■ Task
Quote the listing below in its entirety.
□ □ □ □ □
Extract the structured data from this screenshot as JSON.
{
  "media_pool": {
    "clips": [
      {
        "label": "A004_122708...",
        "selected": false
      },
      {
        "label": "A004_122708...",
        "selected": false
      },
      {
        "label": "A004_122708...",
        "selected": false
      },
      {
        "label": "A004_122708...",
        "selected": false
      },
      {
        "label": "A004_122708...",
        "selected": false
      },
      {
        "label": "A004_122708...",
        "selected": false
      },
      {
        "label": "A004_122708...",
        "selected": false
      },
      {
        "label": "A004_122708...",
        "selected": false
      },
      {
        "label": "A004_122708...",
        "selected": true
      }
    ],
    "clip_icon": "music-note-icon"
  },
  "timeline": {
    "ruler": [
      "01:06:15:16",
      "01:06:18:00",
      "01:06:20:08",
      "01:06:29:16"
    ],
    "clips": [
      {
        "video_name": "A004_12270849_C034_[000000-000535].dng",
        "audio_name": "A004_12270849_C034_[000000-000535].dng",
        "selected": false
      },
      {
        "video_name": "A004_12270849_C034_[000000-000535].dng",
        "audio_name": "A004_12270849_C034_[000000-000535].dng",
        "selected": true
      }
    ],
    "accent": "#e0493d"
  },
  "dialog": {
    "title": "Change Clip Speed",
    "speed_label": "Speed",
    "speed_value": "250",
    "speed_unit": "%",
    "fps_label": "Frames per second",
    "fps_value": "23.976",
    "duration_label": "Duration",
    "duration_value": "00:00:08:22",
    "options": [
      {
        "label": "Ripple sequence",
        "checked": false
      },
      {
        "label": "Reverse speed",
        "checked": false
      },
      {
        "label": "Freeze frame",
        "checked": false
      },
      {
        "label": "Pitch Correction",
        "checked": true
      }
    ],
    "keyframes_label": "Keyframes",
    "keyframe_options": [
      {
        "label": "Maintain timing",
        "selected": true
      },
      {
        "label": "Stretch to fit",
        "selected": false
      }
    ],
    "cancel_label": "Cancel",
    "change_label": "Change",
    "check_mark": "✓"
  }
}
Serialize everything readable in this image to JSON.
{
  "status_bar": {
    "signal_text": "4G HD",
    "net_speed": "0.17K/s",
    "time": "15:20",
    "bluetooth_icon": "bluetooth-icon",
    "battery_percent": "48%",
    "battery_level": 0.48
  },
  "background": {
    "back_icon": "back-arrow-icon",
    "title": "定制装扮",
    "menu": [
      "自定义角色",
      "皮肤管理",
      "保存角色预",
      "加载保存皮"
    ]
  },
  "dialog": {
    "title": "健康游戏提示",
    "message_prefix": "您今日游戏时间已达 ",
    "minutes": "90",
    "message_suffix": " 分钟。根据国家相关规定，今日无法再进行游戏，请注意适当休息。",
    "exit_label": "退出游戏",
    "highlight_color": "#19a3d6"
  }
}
□ □ □ □ □
■ Answer to the problem
Extract the structured data from this screenshot as JSON.
{
  "media_pool": {
    "clips": [
      {
        "label": "A004_122708...",
        "selected": false
      },
      {
        "label": "A004_122708...",
        "selected": false
      },
      {
        "label": "A004_122708...",
        "selected": false
      },
      {
        "label": "A004_122708...",
        "selected": false
      },
      {
        "label": "A004_122708...",
        "selected": false
      },
      {
        "label": "A004_122708...",
        "selected": false
      },
      {
        "label": "A004_122708...",
        "selected": false
      },
      {
        "label": "A004_122708...",
        "selected": false
      },
      {
        "label": "A004_122708...",
        "selected": true
      }
    ],
    "clip_icon": "music-note-icon"
  },
  "timeline": {
    "ruler": [
      "01:06:15:16",
      "01:06:18:00",
      "01:06:20:08",
      "01:06:29:16"
    ],
    "clips": [
      {
        "video_name": "A004_12270849_C034_[000000-000535].dng",
        "audio_name": "A004_12270849_C034_[000000-000535].dng",
        "selected": false
      },
      {
        "video_name": "A004_12270849_C034_[000000-000535].dng",
        "audio_name": "A004_12270849_C034_[000000-000535].dng",
        "selected": true
      }
    ],
    "accent": "#e0493d"
  },
  "dialog": {
    "title": "Change Clip Speed",
    "speed_label": "Speed",
    "speed_value": "250",
    "speed_unit": "%",
    "fps_label": "Frames per second",
    "fps_value": "23.976",
    "duration_label": "Duration",
    "duration_value": "00:00:08:22",
    "options": [
      {
        "label": "Ripple sequence",
        "checked": false
      },
      {
        "label": "Reverse speed",
        "checked": false
      },
      {
        "label": "Freeze frame",
        "checked": false
      },
      {
        "label": "Pitch Correction",
        "checked": true
      }
    ],
    "keyframes_label": "Keyframes",
    "keyframe_options": [
      {
        "label": "Maintain timing",
        "selected": true
      },
      {
        "label": "Stretch to fit",
        "selected": false
      }
    ],
    "cancel_label": "Cancel",
    "change_label": "Change",
    "check_mark": "✓"
  }
}
Serialize everything readable in this image to JSON.
{
  "status_bar": {
    "signal_text": "4G HD",
    "net_speed": "0.17K/s",
    "time": "15:20",
    "bluetooth_icon": "bluetooth-icon",
    "battery_percent": "48%",
    "battery_level": 0.48
  },
  "background": {
    "back_icon": "back-arrow-icon",
    "title": "定制装扮",
    "menu": [
      "自定义角色",
      "皮肤管理",
      "保存角色预",
      "加载保存皮"
    ]
  },
  "dialog": {
    "title": "健康游戏提示",
    "message_prefix": "您今日游戏时间已达 ",
    "minutes": "90",
    "message_suffix": " 分钟。根据国家相关规定，今日无法再进行游戏，请注意适当休息。",
    "exit_label": "退出游戏",
    "highlight_color": "#19a3d6"
  }
}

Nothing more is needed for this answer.